* **WORK REQUIRED**: Take each line below that has "document" and copy it.

Transcription dataset entries

◇ ◇ ◇

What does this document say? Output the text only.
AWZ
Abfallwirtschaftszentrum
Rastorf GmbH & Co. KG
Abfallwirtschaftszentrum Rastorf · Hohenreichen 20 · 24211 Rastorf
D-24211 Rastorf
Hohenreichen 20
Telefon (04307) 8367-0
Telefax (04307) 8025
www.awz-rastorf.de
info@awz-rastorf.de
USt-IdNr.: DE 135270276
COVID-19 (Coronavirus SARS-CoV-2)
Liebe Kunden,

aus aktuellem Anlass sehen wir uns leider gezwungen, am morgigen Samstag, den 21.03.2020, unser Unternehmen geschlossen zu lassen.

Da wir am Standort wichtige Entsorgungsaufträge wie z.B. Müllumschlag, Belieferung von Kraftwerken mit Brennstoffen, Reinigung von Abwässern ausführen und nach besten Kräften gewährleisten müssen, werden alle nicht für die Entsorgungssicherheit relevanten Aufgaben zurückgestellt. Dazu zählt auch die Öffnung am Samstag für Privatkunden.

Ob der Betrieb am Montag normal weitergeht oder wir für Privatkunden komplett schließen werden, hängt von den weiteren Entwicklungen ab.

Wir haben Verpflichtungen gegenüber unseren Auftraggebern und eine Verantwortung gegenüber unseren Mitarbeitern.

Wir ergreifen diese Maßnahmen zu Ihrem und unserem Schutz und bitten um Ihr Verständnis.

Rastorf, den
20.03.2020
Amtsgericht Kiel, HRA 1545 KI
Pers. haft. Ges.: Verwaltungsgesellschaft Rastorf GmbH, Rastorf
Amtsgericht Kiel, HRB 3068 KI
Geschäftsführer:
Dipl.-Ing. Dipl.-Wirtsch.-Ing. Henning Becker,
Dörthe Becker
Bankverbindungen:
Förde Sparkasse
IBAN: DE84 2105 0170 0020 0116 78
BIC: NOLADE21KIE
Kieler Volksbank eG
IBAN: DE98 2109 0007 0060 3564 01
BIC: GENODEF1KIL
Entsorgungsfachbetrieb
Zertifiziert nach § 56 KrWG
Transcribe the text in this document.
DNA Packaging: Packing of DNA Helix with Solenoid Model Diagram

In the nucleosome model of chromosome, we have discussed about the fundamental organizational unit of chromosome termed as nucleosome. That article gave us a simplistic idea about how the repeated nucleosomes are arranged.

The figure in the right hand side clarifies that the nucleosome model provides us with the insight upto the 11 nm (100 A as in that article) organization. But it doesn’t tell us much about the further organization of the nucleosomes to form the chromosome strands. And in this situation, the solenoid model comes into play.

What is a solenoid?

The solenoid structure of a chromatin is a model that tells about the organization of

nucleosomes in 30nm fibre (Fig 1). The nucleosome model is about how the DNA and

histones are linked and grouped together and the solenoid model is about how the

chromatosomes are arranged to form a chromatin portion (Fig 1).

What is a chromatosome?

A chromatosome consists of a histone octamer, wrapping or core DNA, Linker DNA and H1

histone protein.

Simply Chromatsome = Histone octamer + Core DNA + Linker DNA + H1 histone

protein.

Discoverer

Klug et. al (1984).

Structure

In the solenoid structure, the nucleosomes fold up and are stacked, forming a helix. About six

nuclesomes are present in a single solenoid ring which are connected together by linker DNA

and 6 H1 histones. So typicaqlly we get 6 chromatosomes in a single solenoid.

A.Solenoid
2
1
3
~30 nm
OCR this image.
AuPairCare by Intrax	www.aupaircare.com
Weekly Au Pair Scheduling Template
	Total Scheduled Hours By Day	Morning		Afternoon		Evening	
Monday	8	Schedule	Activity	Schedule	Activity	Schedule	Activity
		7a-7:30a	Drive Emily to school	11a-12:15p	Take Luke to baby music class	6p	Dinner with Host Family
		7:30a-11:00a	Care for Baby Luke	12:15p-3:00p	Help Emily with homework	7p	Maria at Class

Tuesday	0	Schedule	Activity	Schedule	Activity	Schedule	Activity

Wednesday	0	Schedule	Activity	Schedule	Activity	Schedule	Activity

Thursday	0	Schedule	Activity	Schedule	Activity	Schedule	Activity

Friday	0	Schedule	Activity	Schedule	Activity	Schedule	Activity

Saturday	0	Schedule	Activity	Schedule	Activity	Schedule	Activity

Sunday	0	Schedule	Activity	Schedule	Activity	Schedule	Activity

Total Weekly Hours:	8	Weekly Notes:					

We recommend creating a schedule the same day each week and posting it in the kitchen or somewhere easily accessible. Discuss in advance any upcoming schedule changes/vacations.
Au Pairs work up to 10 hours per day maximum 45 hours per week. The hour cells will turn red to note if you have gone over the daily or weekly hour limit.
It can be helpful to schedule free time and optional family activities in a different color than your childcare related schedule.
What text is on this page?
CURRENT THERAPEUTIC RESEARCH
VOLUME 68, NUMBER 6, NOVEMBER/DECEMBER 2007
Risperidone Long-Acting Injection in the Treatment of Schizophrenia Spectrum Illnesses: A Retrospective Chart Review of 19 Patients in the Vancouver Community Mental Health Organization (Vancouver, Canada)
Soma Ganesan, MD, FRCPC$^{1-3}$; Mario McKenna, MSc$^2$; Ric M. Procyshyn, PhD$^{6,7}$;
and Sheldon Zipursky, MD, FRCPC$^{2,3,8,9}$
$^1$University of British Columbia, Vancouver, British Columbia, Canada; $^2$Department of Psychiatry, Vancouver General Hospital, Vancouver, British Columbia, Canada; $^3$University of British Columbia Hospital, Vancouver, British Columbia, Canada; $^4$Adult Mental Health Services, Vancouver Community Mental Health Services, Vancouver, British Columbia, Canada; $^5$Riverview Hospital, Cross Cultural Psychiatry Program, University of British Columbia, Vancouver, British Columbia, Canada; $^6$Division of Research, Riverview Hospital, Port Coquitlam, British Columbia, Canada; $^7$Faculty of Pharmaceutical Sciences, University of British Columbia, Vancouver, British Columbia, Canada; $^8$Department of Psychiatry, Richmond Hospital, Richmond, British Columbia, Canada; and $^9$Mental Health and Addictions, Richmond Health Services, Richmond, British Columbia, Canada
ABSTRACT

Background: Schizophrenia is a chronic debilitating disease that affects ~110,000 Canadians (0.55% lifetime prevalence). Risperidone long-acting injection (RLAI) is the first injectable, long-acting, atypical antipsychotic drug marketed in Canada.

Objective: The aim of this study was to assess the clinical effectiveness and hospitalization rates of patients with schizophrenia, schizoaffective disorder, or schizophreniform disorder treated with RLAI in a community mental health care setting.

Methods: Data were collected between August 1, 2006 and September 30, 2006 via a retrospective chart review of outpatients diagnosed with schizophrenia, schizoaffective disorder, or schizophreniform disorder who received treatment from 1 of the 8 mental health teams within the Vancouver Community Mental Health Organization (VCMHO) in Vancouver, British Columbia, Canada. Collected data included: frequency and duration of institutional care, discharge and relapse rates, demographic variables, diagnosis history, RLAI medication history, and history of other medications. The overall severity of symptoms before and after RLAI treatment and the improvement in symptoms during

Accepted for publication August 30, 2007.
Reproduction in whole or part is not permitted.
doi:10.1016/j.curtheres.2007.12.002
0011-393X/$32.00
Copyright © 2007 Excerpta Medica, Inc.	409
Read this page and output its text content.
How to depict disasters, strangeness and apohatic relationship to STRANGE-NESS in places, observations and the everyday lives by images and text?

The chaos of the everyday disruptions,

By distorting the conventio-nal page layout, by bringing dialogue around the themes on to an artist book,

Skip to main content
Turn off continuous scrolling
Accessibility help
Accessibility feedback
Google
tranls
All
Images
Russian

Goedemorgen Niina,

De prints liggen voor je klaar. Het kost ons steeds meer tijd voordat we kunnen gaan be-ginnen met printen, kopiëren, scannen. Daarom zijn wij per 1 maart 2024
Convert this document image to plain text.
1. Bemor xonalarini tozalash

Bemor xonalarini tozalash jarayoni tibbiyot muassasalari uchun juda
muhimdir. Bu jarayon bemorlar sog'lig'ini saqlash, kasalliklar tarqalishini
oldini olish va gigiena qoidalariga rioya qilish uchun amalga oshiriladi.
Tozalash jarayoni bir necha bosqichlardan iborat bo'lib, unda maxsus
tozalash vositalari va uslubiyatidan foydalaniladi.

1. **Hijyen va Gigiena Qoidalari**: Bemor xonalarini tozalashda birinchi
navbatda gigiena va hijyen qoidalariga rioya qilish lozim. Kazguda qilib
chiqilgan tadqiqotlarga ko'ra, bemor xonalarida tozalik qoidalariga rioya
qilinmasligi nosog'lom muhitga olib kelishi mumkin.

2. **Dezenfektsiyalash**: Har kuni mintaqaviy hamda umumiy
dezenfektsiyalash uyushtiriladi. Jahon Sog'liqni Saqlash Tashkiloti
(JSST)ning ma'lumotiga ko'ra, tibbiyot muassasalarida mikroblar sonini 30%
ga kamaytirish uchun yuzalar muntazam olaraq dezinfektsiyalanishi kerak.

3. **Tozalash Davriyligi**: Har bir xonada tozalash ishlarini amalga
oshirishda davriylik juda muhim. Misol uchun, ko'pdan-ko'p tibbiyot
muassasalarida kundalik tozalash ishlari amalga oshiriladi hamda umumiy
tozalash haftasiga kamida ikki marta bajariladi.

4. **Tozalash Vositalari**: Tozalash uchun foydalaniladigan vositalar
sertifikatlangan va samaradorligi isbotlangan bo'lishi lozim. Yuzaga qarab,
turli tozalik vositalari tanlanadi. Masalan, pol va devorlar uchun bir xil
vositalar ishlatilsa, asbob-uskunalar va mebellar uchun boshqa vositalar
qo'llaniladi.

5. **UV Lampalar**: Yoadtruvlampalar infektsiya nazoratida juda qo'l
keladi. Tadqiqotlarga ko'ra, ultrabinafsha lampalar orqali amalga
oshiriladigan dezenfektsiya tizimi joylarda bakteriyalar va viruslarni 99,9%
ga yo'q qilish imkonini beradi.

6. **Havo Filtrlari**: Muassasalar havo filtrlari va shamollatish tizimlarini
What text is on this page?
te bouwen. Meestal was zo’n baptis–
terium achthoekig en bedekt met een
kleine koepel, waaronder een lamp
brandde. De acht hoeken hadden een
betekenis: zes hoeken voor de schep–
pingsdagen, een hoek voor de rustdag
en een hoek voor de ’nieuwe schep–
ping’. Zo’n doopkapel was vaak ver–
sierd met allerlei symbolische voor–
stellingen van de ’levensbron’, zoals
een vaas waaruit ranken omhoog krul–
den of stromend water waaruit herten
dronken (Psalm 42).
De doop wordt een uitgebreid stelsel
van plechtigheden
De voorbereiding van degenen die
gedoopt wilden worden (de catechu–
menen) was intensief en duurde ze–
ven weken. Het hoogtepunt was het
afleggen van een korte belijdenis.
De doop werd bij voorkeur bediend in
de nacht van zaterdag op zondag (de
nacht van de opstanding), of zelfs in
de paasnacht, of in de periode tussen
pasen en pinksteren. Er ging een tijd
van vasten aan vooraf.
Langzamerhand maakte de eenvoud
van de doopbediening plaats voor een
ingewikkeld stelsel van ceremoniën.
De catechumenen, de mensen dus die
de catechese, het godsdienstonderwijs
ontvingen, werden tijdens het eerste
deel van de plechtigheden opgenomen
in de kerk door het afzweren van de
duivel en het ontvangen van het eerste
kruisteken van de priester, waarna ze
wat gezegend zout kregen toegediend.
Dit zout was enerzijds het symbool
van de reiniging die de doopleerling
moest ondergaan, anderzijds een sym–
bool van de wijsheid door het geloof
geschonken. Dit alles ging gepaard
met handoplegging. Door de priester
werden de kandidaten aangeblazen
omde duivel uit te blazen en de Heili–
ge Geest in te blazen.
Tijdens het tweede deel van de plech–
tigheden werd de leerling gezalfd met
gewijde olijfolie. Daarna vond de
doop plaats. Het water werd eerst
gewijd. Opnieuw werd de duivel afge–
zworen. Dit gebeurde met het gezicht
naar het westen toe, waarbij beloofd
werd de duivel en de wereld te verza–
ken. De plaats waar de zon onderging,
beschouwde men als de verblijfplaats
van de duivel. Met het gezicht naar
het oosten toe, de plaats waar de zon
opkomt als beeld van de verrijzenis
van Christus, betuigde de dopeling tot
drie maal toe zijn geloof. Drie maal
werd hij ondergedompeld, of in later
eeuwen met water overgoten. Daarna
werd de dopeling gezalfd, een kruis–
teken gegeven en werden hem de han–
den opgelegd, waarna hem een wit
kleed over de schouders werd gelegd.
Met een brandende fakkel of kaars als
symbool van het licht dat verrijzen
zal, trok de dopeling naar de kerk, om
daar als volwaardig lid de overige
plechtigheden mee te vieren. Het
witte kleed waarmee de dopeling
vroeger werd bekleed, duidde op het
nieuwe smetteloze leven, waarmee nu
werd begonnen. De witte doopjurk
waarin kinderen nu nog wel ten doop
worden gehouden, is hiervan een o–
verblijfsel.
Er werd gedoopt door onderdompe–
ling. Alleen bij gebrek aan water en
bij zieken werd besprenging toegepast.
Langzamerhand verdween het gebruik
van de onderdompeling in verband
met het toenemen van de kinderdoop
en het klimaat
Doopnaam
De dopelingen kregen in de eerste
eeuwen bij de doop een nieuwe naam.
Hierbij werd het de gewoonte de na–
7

◇ ◇ ◇

* **RESPONSE TO THE TASK**:
What does this document say? Output the text only.
Transcribe the text in this document.
Convert this document image to plain text.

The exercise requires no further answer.